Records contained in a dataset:

○ ○ ○ ○ ○ ○ ○

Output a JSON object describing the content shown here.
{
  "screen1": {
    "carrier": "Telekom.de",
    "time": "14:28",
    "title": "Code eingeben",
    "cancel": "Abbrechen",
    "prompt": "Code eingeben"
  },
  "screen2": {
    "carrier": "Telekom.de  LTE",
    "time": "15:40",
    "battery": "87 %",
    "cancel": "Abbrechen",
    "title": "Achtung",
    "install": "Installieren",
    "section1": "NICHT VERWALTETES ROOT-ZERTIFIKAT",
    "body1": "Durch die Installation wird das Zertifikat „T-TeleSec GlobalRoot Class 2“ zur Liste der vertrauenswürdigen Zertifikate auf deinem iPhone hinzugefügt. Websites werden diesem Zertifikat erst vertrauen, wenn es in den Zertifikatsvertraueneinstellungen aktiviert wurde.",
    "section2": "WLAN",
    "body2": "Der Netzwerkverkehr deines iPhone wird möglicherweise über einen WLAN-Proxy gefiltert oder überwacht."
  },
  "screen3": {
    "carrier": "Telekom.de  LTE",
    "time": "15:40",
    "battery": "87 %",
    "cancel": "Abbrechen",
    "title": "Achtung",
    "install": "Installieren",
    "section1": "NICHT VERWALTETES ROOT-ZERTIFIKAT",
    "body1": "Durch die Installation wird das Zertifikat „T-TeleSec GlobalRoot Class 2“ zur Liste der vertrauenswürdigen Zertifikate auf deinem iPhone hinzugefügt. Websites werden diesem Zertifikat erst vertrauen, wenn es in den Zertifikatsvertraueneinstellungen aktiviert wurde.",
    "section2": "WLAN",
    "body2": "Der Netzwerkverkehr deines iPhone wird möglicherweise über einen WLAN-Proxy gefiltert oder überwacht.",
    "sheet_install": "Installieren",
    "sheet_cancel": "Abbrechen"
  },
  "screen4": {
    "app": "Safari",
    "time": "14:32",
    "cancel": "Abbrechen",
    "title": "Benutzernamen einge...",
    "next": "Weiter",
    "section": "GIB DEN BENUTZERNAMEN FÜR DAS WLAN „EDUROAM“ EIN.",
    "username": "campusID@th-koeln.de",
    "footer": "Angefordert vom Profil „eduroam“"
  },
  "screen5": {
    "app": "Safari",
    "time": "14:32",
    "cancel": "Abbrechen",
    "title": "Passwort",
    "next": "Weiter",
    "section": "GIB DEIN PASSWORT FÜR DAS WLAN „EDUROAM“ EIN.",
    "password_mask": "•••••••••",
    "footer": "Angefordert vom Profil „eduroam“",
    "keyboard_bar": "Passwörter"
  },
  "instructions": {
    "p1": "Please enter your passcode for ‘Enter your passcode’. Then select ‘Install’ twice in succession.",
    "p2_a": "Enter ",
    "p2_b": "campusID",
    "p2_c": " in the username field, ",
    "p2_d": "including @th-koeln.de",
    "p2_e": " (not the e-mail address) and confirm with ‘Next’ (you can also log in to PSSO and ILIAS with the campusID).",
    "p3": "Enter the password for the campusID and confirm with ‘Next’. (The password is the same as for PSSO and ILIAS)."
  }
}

○ ○ ○ ○ ○ ○ ○

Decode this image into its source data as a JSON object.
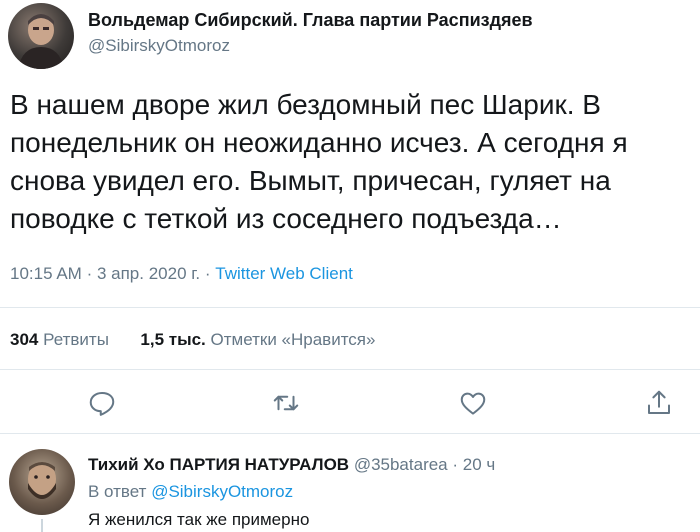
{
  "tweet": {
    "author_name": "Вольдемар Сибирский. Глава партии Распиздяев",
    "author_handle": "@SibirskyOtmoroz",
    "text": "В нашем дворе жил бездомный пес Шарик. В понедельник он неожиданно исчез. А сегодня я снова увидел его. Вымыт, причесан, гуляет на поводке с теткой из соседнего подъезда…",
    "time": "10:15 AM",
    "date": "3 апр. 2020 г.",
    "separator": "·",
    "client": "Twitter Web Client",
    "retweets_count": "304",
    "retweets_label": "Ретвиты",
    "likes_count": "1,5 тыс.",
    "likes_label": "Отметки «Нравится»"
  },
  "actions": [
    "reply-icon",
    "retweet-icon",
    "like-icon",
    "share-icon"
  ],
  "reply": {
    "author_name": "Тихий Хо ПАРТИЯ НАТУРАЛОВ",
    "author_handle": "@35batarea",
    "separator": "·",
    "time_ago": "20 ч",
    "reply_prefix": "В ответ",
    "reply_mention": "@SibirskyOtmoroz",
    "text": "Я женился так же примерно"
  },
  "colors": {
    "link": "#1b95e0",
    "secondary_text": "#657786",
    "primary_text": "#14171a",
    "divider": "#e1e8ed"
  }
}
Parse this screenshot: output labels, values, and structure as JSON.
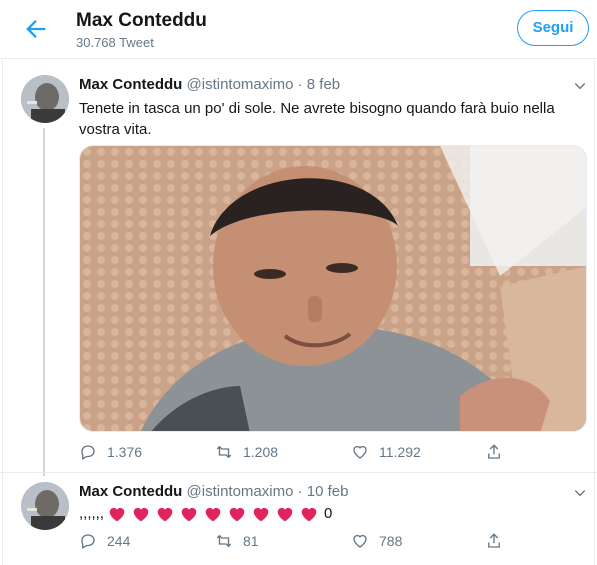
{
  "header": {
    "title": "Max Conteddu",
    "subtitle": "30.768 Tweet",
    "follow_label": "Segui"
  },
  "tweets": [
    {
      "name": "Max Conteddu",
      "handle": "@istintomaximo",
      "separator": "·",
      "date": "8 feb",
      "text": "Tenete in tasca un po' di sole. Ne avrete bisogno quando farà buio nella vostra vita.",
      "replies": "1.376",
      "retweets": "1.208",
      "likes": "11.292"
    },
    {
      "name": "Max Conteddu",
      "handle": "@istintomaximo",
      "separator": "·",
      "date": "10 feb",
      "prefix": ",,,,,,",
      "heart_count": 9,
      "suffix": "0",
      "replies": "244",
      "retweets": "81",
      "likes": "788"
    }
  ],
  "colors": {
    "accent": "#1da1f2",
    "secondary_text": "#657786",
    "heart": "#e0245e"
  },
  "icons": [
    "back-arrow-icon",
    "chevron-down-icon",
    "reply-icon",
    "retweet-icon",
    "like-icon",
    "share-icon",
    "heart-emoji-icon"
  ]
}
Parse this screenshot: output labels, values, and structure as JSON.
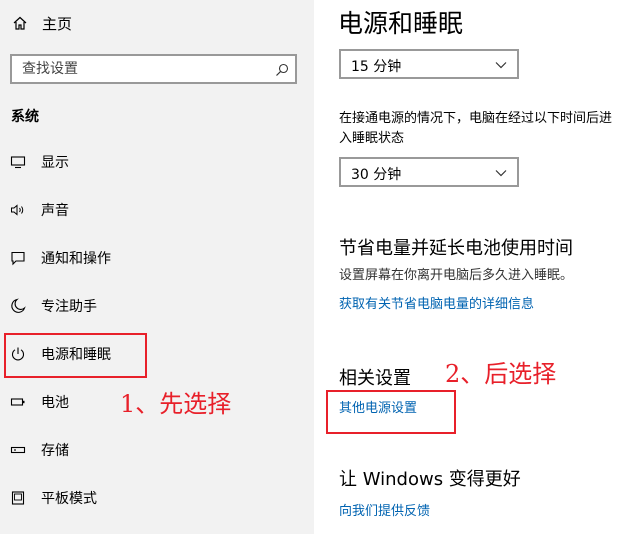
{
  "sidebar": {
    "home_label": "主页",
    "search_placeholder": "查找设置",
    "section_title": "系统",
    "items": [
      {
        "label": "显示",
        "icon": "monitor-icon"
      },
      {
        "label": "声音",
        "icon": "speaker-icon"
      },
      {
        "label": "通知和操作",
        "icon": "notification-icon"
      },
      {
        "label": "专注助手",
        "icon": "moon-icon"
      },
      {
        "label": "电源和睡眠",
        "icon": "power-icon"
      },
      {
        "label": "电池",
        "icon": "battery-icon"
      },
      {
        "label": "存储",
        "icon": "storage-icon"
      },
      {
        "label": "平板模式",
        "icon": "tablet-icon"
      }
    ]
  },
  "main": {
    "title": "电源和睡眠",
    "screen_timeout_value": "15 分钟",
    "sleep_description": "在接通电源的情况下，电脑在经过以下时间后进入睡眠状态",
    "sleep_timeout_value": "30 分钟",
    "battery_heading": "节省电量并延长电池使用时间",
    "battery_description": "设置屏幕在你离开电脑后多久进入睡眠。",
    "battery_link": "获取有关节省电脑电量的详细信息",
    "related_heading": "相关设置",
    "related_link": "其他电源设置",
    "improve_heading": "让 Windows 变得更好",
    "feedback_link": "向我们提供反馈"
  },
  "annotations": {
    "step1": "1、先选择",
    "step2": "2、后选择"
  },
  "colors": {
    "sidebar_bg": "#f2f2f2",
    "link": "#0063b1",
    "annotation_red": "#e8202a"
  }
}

○ ○ ○ ○ ○ ○ ○

Aim of the task: Looking at the records above, tally the lines holding "date" and reply with that number only.

Task result: 3